──────── Input for this task ────────

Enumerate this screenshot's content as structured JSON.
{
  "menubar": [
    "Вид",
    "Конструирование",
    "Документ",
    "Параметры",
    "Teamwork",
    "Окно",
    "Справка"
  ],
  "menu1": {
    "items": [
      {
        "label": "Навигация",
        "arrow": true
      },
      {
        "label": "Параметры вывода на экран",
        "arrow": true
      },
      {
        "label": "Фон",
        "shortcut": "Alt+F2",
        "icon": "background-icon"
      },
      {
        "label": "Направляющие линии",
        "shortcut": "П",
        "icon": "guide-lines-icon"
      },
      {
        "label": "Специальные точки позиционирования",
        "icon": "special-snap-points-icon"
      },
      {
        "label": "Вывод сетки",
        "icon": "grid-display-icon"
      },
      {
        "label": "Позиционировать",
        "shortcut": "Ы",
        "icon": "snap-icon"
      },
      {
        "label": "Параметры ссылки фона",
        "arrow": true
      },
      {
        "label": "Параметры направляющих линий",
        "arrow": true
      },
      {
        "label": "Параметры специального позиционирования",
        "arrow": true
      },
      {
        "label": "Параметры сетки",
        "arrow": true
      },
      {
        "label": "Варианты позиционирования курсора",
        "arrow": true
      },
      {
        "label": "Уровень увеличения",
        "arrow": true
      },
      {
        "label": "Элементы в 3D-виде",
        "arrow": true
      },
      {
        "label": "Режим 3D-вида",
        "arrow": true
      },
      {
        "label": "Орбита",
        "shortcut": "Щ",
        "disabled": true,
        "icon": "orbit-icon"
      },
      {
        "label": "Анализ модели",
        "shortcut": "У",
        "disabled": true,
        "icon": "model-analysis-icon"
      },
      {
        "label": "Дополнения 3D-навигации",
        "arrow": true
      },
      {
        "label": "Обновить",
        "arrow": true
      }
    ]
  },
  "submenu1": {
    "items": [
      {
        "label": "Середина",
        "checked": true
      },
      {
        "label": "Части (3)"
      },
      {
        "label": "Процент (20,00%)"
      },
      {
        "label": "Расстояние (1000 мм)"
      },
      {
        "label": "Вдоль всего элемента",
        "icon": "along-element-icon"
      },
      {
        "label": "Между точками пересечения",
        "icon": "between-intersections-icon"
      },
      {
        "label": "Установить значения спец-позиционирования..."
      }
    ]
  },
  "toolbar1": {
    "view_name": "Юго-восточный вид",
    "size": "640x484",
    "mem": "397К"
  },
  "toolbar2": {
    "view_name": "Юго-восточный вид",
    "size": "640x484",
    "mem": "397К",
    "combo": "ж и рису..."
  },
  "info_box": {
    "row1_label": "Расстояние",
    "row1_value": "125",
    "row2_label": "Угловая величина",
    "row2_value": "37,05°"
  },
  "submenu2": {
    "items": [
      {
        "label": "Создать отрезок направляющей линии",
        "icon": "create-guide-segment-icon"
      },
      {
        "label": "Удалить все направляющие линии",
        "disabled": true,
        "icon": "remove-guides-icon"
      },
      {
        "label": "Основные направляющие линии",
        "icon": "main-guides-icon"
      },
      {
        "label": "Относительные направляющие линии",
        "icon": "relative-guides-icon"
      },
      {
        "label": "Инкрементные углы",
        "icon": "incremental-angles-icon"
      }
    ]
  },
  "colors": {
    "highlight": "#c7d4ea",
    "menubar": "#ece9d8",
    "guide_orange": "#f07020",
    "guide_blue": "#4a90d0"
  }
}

────────

Work to do -> Copy out the data shown above without altering anything.

Result of this exercise ->
Enumerate this screenshot's content as structured JSON.
{
  "menubar": [
    "Вид",
    "Конструирование",
    "Документ",
    "Параметры",
    "Teamwork",
    "Окно",
    "Справка"
  ],
  "menu1": {
    "items": [
      {
        "label": "Навигация",
        "arrow": true
      },
      {
        "label": "Параметры вывода на экран",
        "arrow": true
      },
      {
        "label": "Фон",
        "shortcut": "Alt+F2",
        "icon": "background-icon"
      },
      {
        "label": "Направляющие линии",
        "shortcut": "П",
        "icon": "guide-lines-icon"
      },
      {
        "label": "Специальные точки позиционирования",
        "icon": "special-snap-points-icon"
      },
      {
        "label": "Вывод сетки",
        "icon": "grid-display-icon"
      },
      {
        "label": "Позиционировать",
        "shortcut": "Ы",
        "icon": "snap-icon"
      },
      {
        "label": "Параметры ссылки фона",
        "arrow": true
      },
      {
        "label": "Параметры направляющих линий",
        "arrow": true
      },
      {
        "label": "Параметры специального позиционирования",
        "arrow": true
      },
      {
        "label": "Параметры сетки",
        "arrow": true
      },
      {
        "label": "Варианты позиционирования курсора",
        "arrow": true
      },
      {
        "label": "Уровень увеличения",
        "arrow": true
      },
      {
        "label": "Элементы в 3D-виде",
        "arrow": true
      },
      {
        "label": "Режим 3D-вида",
        "arrow": true
      },
      {
        "label": "Орбита",
        "shortcut": "Щ",
        "disabled": true,
        "icon": "orbit-icon"
      },
      {
        "label": "Анализ модели",
        "shortcut": "У",
        "disabled": true,
        "icon": "model-analysis-icon"
      },
      {
        "label": "Дополнения 3D-навигации",
        "arrow": true
      },
      {
        "label": "Обновить",
        "arrow": true
      }
    ]
  },
  "submenu1": {
    "items": [
      {
        "label": "Середина",
        "checked": true
      },
      {
        "label": "Части (3)"
      },
      {
        "label": "Процент (20,00%)"
      },
      {
        "label": "Расстояние (1000 мм)"
      },
      {
        "label": "Вдоль всего элемента",
        "icon": "along-element-icon"
      },
      {
        "label": "Между точками пересечения",
        "icon": "between-intersections-icon"
      },
      {
        "label": "Установить значения спец-позиционирования..."
      }
    ]
  },
  "toolbar1": {
    "view_name": "Юго-восточный вид",
    "size": "640x484",
    "mem": "397К"
  },
  "toolbar2": {
    "view_name": "Юго-восточный вид",
    "size": "640x484",
    "mem": "397К",
    "combo": "ж и рису..."
  },
  "info_box": {
    "row1_label": "Расстояние",
    "row1_value": "125",
    "row2_label": "Угловая величина",
    "row2_value": "37,05°"
  },
  "submenu2": {
    "items": [
      {
        "label": "Создать отрезок направляющей линии",
        "icon": "create-guide-segment-icon"
      },
      {
        "label": "Удалить все направляющие линии",
        "disabled": true,
        "icon": "remove-guides-icon"
      },
      {
        "label": "Основные направляющие линии",
        "icon": "main-guides-icon"
      },
      {
        "label": "Относительные направляющие линии",
        "icon": "relative-guides-icon"
      },
      {
        "label": "Инкрементные углы",
        "icon": "incremental-angles-icon"
      }
    ]
  },
  "colors": {
    "highlight": "#c7d4ea",
    "menubar": "#ece9d8",
    "guide_orange": "#f07020",
    "guide_blue": "#4a90d0"
  }
}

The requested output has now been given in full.